◆ **Objective**: All lines in which the word "title" occurs are to be extracted.

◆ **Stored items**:
______________________________

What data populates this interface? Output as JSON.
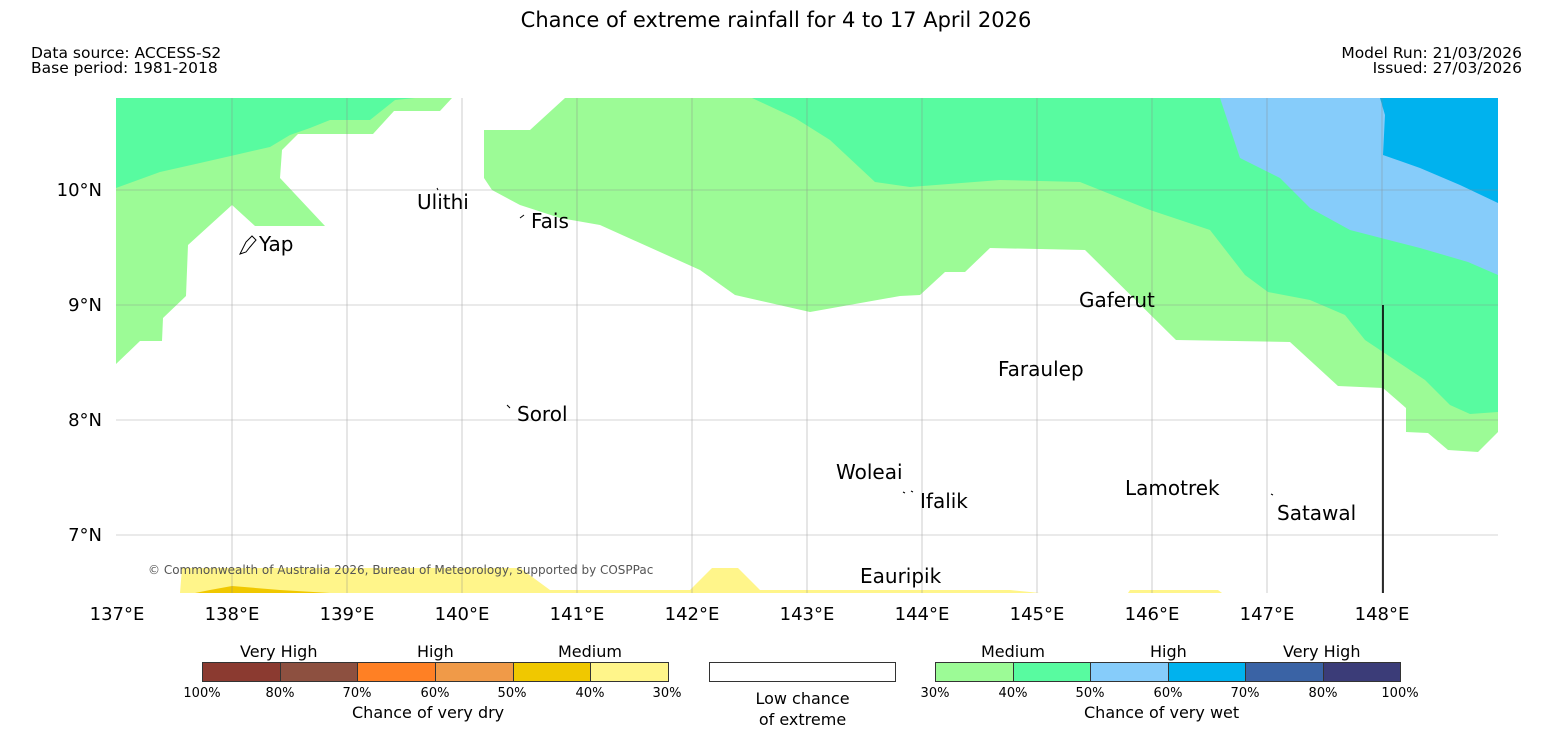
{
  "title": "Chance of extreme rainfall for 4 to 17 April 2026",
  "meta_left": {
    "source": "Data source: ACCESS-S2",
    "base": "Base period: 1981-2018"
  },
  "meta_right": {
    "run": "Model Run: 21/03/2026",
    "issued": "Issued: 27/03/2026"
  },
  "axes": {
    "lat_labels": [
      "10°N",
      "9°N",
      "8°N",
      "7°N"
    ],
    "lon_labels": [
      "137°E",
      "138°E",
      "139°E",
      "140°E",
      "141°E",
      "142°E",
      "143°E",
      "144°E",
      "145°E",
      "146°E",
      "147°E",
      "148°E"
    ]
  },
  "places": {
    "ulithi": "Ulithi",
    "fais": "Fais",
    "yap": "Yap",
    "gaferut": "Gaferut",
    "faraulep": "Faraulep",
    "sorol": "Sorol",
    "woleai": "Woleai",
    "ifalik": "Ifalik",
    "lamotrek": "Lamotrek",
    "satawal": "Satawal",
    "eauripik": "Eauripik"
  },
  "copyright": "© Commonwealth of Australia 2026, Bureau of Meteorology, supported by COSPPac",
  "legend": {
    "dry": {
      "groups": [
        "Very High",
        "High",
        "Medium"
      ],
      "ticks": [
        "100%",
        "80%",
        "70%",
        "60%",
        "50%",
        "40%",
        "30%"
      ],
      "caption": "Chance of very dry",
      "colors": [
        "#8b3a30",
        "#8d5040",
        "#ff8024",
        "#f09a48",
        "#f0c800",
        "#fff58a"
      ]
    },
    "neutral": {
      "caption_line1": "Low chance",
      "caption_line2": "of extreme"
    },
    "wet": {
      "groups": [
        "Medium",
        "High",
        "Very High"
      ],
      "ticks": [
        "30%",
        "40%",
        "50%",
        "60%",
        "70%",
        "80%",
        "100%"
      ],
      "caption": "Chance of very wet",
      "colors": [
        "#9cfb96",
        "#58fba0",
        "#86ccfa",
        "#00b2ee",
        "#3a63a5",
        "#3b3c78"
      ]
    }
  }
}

______________________________

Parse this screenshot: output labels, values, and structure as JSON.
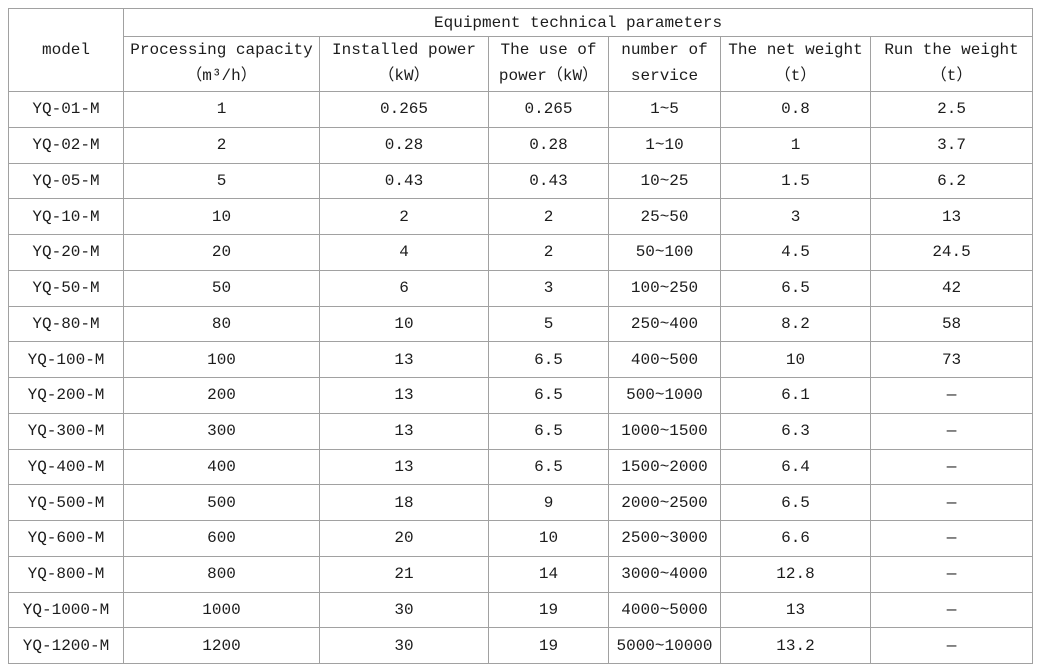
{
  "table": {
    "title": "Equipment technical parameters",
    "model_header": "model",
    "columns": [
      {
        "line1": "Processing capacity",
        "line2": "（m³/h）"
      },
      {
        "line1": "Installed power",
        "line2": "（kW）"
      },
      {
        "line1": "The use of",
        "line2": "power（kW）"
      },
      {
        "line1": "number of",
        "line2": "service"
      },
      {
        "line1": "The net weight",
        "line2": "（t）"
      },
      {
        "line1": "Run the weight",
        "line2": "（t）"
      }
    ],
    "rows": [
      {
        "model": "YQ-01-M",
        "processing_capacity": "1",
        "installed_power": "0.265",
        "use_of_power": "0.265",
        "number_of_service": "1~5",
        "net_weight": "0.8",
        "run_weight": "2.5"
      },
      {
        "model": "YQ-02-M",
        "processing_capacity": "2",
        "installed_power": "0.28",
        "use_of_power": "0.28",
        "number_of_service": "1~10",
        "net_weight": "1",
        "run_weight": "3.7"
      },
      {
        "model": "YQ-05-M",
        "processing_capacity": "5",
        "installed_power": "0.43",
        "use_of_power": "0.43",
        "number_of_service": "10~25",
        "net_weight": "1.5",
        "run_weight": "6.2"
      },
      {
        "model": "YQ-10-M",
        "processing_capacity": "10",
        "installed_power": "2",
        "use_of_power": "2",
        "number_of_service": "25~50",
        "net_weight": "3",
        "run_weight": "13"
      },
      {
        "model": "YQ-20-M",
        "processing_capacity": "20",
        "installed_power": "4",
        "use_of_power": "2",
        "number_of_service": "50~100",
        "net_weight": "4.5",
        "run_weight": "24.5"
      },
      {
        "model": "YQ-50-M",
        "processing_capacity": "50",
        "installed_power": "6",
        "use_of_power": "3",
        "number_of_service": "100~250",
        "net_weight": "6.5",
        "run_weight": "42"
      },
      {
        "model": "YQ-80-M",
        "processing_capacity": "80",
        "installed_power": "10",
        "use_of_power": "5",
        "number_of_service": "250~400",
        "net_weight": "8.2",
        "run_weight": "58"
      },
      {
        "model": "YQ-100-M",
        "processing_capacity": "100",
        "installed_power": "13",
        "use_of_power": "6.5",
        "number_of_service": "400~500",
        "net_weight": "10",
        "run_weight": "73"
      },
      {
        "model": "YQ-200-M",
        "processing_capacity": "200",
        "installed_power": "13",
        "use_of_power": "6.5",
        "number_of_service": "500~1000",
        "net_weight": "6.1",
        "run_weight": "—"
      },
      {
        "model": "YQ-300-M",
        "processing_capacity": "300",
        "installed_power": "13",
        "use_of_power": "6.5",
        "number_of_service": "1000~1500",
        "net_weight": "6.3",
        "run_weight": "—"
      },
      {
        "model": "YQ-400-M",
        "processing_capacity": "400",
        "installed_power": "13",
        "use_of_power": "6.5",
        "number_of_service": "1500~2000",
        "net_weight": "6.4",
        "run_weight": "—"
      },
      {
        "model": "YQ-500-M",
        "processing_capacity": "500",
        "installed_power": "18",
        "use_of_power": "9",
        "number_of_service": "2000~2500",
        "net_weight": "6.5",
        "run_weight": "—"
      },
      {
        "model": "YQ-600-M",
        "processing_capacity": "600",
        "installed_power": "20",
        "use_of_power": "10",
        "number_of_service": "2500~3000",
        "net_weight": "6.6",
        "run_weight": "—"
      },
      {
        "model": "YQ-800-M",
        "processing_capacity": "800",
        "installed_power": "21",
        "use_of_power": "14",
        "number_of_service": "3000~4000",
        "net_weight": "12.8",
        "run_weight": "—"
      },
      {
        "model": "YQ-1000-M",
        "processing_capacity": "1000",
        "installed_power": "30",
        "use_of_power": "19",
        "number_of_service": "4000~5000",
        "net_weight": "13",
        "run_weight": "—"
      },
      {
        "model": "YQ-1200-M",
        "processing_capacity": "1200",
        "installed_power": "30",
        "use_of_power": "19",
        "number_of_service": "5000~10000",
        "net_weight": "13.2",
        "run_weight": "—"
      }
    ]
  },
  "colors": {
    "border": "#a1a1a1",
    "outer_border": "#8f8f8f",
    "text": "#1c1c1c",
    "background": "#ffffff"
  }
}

______________________________

◆ **Correct result**:
  "title": "Chance of extreme rainfall for 4 to 17 April 2026",
    "title": "Equipment technical parameters",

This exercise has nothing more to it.